**STATED TASK**
Can you transcribe every record below exactly as it appears?
==== RECORD EXCERPTS
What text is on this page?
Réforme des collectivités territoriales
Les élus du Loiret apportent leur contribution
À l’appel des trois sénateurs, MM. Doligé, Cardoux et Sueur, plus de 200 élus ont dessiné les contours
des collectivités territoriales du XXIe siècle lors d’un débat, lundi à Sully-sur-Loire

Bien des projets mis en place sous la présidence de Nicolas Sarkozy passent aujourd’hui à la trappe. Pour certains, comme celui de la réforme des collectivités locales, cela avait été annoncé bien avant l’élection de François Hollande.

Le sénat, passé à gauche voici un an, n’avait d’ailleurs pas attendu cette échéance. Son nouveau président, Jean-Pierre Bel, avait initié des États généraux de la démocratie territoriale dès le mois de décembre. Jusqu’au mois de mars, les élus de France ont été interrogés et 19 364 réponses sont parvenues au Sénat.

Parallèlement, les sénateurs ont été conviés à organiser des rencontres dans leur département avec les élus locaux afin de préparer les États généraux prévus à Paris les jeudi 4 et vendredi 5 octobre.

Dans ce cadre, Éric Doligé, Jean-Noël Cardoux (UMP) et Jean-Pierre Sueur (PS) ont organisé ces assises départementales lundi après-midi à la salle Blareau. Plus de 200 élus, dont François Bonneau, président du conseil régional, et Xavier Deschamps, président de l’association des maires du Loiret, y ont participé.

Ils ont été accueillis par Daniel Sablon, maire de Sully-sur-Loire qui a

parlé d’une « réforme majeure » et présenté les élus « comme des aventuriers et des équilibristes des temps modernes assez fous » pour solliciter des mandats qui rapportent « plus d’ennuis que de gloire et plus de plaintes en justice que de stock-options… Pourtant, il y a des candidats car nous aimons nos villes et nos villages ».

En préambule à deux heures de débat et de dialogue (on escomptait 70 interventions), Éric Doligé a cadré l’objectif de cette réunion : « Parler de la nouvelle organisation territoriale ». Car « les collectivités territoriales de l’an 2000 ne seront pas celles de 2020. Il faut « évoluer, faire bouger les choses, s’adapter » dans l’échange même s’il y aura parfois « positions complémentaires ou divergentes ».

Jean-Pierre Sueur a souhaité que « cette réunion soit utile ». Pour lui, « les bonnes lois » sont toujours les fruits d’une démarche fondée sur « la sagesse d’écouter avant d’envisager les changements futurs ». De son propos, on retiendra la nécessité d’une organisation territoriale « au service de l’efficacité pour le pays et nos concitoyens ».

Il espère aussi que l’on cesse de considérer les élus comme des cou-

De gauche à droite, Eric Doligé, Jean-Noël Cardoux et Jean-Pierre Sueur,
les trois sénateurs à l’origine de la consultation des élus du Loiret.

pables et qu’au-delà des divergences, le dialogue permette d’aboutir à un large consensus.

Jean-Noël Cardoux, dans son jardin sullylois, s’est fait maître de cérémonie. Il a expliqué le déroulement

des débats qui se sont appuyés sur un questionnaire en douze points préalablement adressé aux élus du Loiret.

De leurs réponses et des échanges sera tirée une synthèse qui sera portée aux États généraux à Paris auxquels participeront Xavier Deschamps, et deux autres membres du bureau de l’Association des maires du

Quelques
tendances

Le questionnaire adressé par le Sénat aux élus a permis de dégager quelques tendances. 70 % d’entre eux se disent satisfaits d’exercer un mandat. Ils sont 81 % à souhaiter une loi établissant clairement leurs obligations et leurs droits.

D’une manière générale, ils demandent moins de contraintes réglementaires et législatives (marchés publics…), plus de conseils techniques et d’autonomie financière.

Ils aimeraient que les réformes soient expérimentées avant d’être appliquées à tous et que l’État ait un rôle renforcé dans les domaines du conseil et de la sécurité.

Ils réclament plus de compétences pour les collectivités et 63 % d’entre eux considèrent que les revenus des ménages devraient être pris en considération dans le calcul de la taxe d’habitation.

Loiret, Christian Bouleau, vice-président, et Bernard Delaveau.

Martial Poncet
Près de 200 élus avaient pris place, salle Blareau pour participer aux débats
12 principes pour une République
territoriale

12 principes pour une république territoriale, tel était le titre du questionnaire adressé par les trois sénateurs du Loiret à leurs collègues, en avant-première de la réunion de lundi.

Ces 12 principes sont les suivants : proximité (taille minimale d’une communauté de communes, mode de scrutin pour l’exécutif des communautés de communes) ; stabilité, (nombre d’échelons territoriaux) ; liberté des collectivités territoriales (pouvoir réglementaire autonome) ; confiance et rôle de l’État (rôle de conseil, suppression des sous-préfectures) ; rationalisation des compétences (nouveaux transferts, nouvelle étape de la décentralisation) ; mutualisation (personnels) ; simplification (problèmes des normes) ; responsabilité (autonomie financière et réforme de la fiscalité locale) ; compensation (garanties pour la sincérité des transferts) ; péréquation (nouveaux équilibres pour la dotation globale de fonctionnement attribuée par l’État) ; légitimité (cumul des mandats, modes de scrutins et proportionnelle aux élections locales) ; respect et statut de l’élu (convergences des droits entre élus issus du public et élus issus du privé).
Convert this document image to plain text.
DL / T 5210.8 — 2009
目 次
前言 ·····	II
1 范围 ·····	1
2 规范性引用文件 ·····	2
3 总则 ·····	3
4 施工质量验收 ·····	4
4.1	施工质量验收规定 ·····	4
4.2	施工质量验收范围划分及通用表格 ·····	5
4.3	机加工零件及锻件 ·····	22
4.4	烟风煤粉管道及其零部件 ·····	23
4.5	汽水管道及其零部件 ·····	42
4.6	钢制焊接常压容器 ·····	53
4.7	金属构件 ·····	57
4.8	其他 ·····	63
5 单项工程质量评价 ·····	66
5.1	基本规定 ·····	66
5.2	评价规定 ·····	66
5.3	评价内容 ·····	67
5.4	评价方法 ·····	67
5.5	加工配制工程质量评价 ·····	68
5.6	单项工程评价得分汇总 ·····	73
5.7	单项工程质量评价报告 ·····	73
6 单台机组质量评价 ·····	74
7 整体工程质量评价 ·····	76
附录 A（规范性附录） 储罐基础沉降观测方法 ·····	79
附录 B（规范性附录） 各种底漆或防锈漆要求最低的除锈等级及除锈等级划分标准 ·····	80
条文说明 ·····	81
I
========
**EXERCISE ANSWER**
What text is on this page?
Réforme des collectivités territoriales
Les élus du Loiret apportent leur contribution
À l’appel des trois sénateurs, MM. Doligé, Cardoux et Sueur, plus de 200 élus ont dessiné les contours
des collectivités territoriales du XXIe siècle lors d’un débat, lundi à Sully-sur-Loire

Bien des projets mis en place sous la présidence de Nicolas Sarkozy passent aujourd’hui à la trappe. Pour certains, comme celui de la réforme des collectivités locales, cela avait été annoncé bien avant l’élection de François Hollande.

Le sénat, passé à gauche voici un an, n’avait d’ailleurs pas attendu cette échéance. Son nouveau président, Jean-Pierre Bel, avait initié des États généraux de la démocratie territoriale dès le mois de décembre. Jusqu’au mois de mars, les élus de France ont été interrogés et 19 364 réponses sont parvenues au Sénat.

Parallèlement, les sénateurs ont été conviés à organiser des rencontres dans leur département avec les élus locaux afin de préparer les États généraux prévus à Paris les jeudi 4 et vendredi 5 octobre.

Dans ce cadre, Éric Doligé, Jean-Noël Cardoux (UMP) et Jean-Pierre Sueur (PS) ont organisé ces assises départementales lundi après-midi à la salle Blareau. Plus de 200 élus, dont François Bonneau, président du conseil régional, et Xavier Deschamps, président de l’association des maires du Loiret, y ont participé.

Ils ont été accueillis par Daniel Sablon, maire de Sully-sur-Loire qui a

parlé d’une « réforme majeure » et présenté les élus « comme des aventuriers et des équilibristes des temps modernes assez fous » pour solliciter des mandats qui rapportent « plus d’ennuis que de gloire et plus de plaintes en justice que de stock-options… Pourtant, il y a des candidats car nous aimons nos villes et nos villages ».

En préambule à deux heures de débat et de dialogue (on escomptait 70 interventions), Éric Doligé a cadré l’objectif de cette réunion : « Parler de la nouvelle organisation territoriale ». Car « les collectivités territoriales de l’an 2000 ne seront pas celles de 2020. Il faut « évoluer, faire bouger les choses, s’adapter » dans l’échange même s’il y aura parfois « positions complémentaires ou divergentes ».

Jean-Pierre Sueur a souhaité que « cette réunion soit utile ». Pour lui, « les bonnes lois » sont toujours les fruits d’une démarche fondée sur « la sagesse d’écouter avant d’envisager les changements futurs ». De son propos, on retiendra la nécessité d’une organisation territoriale « au service de l’efficacité pour le pays et nos concitoyens ».

Il espère aussi que l’on cesse de considérer les élus comme des cou-

De gauche à droite, Eric Doligé, Jean-Noël Cardoux et Jean-Pierre Sueur,
les trois sénateurs à l’origine de la consultation des élus du Loiret.

pables et qu’au-delà des divergences, le dialogue permette d’aboutir à un large consensus.

Jean-Noël Cardoux, dans son jardin sullylois, s’est fait maître de cérémonie. Il a expliqué le déroulement

des débats qui se sont appuyés sur un questionnaire en douze points préalablement adressé aux élus du Loiret.

De leurs réponses et des échanges sera tirée une synthèse qui sera portée aux États généraux à Paris auxquels participeront Xavier Deschamps, et deux autres membres du bureau de l’Association des maires du

Quelques
tendances

Le questionnaire adressé par le Sénat aux élus a permis de dégager quelques tendances. 70 % d’entre eux se disent satisfaits d’exercer un mandat. Ils sont 81 % à souhaiter une loi établissant clairement leurs obligations et leurs droits.

D’une manière générale, ils demandent moins de contraintes réglementaires et législatives (marchés publics…), plus de conseils techniques et d’autonomie financière.

Ils aimeraient que les réformes soient expérimentées avant d’être appliquées à tous et que l’État ait un rôle renforcé dans les domaines du conseil et de la sécurité.

Ils réclament plus de compétences pour les collectivités et 63 % d’entre eux considèrent que les revenus des ménages devraient être pris en considération dans le calcul de la taxe d’habitation.

Loiret, Christian Bouleau, vice-président, et Bernard Delaveau.

Martial Poncet
Près de 200 élus avaient pris place, salle Blareau pour participer aux débats
12 principes pour une République
territoriale

12 principes pour une république territoriale, tel était le titre du questionnaire adressé par les trois sénateurs du Loiret à leurs collègues, en avant-première de la réunion de lundi.

Ces 12 principes sont les suivants : proximité (taille minimale d’une communauté de communes, mode de scrutin pour l’exécutif des communautés de communes) ; stabilité, (nombre d’échelons territoriaux) ; liberté des collectivités territoriales (pouvoir réglementaire autonome) ; confiance et rôle de l’État (rôle de conseil, suppression des sous-préfectures) ; rationalisation des compétences (nouveaux transferts, nouvelle étape de la décentralisation) ; mutualisation (personnels) ; simplification (problèmes des normes) ; responsabilité (autonomie financière et réforme de la fiscalité locale) ; compensation (garanties pour la sincérité des transferts) ; péréquation (nouveaux équilibres pour la dotation globale de fonctionnement attribuée par l’État) ; légitimité (cumul des mandats, modes de scrutins et proportionnelle aux élections locales) ; respect et statut de l’élu (convergences des droits entre élus issus du public et élus issus du privé).
Convert this document image to plain text.
DL / T 5210.8 — 2009
目 次
前言 ·····	II
1 范围 ·····	1
2 规范性引用文件 ·····	2
3 总则 ·····	3
4 施工质量验收 ·····	4
4.1	施工质量验收规定 ·····	4
4.2	施工质量验收范围划分及通用表格 ·····	5
4.3	机加工零件及锻件 ·····	22
4.4	烟风煤粉管道及其零部件 ·····	23
4.5	汽水管道及其零部件 ·····	42
4.6	钢制焊接常压容器 ·····	53
4.7	金属构件 ·····	57
4.8	其他 ·····	63
5 单项工程质量评价 ·····	66
5.1	基本规定 ·····	66
5.2	评价规定 ·····	66
5.3	评价内容 ·····	67
5.4	评价方法 ·····	67
5.5	加工配制工程质量评价 ·····	68
5.6	单项工程评价得分汇总 ·····	73
5.7	单项工程质量评价报告 ·····	73
6 单台机组质量评价 ·····	74
7 整体工程质量评价 ·····	76
附录 A（规范性附录） 储罐基础沉降观测方法 ·····	79
附录 B（规范性附录） 各种底漆或防锈漆要求最低的除锈等级及除锈等级划分标准 ·····	80
条文说明 ·····	81
I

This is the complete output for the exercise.